— START OF Raw data —

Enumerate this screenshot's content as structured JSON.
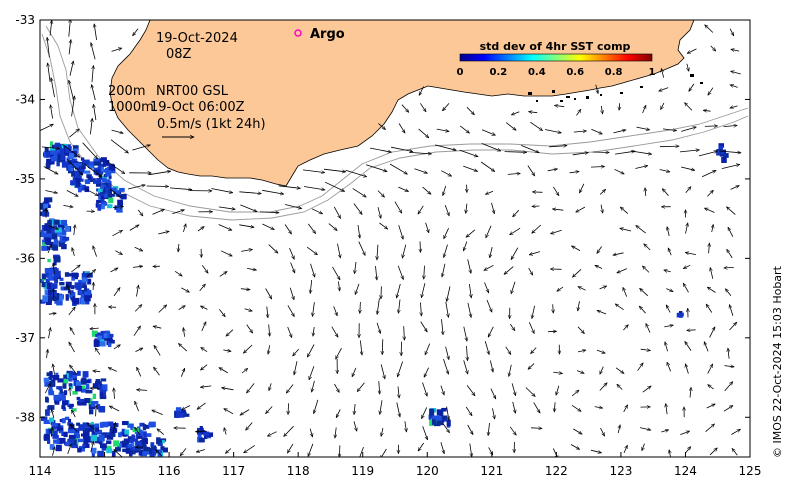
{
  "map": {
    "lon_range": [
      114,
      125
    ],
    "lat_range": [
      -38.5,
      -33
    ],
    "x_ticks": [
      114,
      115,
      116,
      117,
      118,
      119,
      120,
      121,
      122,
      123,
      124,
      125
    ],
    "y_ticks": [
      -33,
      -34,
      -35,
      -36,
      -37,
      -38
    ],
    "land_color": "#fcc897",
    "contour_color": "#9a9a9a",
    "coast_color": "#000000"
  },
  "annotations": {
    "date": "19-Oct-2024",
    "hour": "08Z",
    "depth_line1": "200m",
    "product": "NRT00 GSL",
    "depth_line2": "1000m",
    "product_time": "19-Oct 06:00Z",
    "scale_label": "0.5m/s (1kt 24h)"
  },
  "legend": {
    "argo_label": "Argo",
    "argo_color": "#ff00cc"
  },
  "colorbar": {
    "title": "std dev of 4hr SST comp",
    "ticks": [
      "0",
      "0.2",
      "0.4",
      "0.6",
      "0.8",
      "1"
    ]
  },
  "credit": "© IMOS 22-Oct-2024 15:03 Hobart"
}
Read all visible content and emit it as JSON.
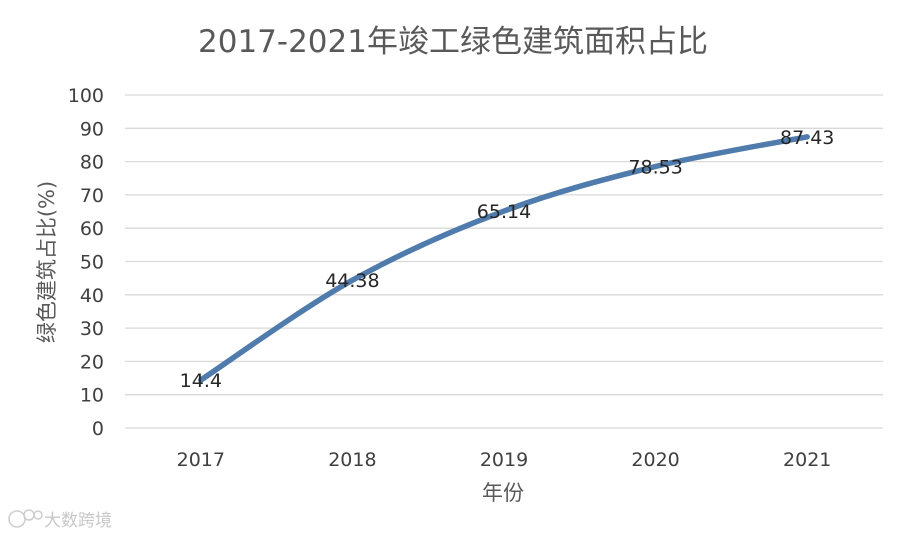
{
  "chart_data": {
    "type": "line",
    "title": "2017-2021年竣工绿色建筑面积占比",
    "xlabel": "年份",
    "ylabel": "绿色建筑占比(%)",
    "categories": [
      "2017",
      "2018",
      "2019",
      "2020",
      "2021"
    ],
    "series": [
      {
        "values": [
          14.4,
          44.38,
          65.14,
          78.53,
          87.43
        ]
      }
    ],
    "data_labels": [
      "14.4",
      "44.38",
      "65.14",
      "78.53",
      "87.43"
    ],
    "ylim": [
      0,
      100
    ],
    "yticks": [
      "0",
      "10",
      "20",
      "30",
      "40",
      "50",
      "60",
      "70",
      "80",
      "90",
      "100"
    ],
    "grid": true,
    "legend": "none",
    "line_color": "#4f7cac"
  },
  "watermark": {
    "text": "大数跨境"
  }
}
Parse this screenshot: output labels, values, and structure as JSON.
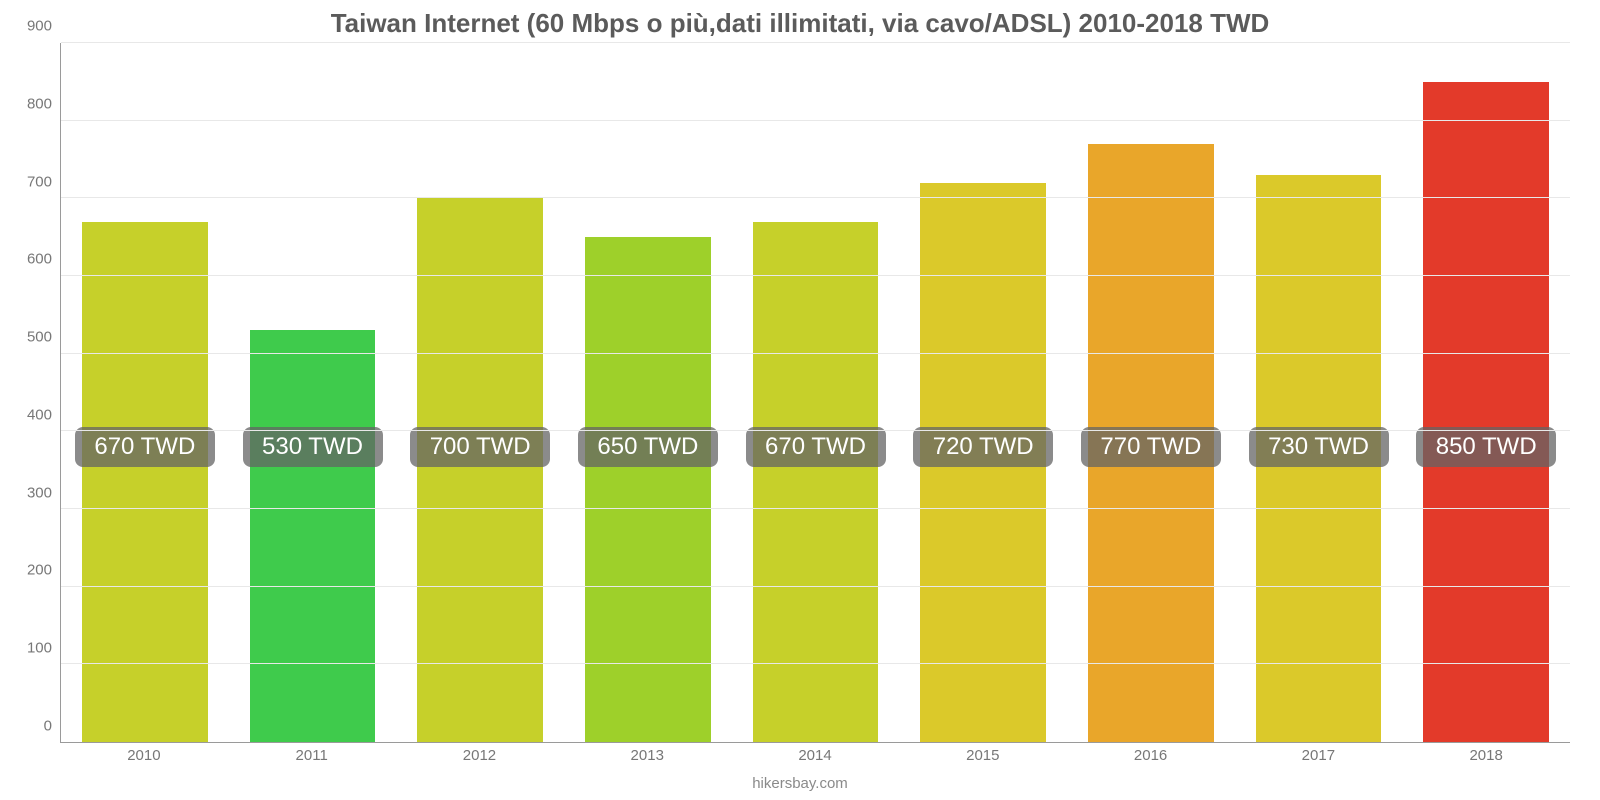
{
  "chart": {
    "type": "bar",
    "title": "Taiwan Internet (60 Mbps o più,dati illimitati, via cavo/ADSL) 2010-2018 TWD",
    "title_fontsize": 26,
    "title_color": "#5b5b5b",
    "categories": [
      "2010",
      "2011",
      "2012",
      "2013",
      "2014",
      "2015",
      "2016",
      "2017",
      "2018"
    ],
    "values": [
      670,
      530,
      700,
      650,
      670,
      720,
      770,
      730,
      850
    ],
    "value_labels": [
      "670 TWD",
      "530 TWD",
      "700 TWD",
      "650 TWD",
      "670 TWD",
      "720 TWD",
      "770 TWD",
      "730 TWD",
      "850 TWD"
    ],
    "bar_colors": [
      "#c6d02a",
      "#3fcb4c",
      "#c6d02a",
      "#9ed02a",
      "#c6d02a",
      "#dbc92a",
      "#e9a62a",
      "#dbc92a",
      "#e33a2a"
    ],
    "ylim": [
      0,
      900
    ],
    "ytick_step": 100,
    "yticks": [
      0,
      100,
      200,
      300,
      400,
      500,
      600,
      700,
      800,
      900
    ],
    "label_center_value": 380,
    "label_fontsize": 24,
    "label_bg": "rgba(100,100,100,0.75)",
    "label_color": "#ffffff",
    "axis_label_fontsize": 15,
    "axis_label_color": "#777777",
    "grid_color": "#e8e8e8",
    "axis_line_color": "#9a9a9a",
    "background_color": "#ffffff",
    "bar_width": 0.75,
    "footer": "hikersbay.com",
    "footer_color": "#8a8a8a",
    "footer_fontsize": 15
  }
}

— END OF Raw data —
— START OF Raw data —

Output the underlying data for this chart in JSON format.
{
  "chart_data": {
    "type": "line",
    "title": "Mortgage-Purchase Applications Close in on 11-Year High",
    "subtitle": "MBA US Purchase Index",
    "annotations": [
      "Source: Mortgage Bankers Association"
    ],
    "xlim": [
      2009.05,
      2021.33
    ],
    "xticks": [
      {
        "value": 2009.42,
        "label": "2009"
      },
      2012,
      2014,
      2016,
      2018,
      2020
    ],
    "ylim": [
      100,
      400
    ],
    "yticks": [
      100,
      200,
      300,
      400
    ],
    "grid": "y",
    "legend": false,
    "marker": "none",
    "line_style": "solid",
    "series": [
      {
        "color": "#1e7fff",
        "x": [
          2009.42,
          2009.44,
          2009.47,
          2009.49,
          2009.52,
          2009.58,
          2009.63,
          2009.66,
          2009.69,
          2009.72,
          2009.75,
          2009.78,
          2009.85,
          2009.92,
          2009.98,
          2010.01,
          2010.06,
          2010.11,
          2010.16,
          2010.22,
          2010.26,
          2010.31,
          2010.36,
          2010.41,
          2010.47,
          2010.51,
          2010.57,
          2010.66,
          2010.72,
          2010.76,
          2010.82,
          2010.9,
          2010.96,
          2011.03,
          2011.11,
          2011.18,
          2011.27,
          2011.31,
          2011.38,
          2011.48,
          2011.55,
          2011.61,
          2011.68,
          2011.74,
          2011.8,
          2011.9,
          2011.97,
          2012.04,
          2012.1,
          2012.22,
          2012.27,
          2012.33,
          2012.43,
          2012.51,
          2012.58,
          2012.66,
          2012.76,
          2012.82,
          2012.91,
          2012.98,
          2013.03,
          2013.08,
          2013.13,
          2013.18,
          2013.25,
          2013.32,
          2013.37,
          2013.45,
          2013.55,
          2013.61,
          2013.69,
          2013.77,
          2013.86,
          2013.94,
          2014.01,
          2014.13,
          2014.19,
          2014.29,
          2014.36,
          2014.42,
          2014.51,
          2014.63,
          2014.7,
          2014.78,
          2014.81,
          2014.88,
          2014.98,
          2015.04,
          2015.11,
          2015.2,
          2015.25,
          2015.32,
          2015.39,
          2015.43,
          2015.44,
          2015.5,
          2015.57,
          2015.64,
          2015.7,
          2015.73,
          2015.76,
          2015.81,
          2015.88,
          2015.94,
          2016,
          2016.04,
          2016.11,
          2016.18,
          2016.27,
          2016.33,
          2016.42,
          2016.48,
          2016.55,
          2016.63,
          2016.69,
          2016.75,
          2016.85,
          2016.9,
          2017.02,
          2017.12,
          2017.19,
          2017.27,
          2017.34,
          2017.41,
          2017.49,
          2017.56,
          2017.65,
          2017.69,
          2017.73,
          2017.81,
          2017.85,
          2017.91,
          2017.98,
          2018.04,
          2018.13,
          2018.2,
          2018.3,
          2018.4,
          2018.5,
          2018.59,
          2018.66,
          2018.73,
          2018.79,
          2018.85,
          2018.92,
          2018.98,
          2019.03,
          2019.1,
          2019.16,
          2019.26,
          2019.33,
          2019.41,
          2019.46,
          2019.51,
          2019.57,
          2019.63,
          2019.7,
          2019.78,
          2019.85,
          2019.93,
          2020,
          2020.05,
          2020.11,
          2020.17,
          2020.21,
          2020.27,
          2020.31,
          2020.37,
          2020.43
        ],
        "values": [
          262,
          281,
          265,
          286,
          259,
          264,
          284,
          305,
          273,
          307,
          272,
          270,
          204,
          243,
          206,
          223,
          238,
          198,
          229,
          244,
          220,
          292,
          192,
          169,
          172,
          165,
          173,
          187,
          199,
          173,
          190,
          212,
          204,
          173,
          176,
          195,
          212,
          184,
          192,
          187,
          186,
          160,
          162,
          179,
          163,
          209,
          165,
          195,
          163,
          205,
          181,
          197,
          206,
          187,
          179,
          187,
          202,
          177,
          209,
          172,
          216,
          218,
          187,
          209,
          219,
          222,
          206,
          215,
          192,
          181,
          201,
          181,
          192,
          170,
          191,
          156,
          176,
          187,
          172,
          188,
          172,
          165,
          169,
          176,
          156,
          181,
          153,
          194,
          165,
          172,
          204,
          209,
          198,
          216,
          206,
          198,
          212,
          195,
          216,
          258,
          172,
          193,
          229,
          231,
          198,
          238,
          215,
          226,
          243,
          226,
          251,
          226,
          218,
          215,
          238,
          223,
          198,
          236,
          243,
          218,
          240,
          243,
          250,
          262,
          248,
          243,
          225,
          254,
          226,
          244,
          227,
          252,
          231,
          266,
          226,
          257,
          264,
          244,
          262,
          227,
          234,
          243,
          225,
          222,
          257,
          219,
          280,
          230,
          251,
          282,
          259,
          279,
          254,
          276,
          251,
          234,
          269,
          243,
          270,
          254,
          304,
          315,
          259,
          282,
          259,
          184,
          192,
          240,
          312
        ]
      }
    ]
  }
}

— END OF Raw data —

-- What the task asks --
Tally the lines in this data that hold the word "screenshot" and state only the count.

-- Response --
2